[Figure collection entries]
# # # # #
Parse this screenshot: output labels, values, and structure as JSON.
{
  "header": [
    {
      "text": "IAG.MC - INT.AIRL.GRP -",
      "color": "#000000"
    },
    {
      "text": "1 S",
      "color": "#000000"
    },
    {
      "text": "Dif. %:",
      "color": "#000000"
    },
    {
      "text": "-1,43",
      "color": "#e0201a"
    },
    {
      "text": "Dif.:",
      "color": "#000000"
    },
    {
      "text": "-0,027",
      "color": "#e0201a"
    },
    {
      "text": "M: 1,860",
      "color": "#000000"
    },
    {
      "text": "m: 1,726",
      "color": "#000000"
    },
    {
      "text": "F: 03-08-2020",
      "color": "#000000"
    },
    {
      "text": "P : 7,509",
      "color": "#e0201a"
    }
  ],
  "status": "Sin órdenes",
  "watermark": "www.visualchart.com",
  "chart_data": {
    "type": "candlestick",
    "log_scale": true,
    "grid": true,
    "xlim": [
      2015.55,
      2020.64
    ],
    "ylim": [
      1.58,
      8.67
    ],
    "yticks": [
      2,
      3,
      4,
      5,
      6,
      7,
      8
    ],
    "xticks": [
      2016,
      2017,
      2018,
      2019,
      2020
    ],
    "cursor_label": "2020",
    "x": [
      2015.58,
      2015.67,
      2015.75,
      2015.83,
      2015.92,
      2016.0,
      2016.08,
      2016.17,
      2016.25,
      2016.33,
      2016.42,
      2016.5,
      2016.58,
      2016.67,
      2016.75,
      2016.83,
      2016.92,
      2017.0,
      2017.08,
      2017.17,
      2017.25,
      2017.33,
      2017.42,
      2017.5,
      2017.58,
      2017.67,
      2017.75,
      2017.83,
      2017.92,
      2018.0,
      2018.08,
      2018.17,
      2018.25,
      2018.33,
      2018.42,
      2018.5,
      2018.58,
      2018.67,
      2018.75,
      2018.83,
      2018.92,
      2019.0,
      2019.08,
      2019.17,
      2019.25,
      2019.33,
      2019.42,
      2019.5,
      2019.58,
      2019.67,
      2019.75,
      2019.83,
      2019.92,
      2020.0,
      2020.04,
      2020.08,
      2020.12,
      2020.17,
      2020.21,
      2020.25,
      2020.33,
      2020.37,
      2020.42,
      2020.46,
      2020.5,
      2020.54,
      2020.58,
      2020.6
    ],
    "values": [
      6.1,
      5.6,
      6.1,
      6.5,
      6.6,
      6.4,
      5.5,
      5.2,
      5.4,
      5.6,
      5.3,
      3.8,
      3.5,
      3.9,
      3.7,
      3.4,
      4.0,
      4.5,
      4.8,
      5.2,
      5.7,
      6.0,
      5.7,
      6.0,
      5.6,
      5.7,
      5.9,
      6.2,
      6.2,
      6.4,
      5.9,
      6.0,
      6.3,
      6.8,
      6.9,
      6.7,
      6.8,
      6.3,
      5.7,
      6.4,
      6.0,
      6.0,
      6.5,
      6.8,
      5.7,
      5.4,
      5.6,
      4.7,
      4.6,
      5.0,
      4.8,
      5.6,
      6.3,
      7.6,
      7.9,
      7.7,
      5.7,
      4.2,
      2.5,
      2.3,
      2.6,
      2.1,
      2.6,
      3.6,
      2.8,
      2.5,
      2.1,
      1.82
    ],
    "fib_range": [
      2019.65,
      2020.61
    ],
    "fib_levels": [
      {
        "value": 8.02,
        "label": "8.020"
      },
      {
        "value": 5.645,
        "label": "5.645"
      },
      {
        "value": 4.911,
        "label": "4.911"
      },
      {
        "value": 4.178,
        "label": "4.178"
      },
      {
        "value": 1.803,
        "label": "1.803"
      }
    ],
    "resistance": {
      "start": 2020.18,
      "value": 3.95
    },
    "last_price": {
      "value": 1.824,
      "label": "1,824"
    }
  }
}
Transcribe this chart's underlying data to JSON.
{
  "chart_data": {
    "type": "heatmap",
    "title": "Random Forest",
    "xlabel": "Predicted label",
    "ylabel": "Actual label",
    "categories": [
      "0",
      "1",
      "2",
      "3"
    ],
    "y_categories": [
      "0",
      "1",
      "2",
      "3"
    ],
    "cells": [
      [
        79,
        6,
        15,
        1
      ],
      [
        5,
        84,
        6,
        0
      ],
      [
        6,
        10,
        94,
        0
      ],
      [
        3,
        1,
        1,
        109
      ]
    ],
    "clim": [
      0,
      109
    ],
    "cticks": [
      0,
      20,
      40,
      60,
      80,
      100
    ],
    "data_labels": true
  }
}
# # # # #
- _SHORT TASK_: Find the lines of the material that hold the word "JSON" and report their count alone.

- _ANSWER_: 2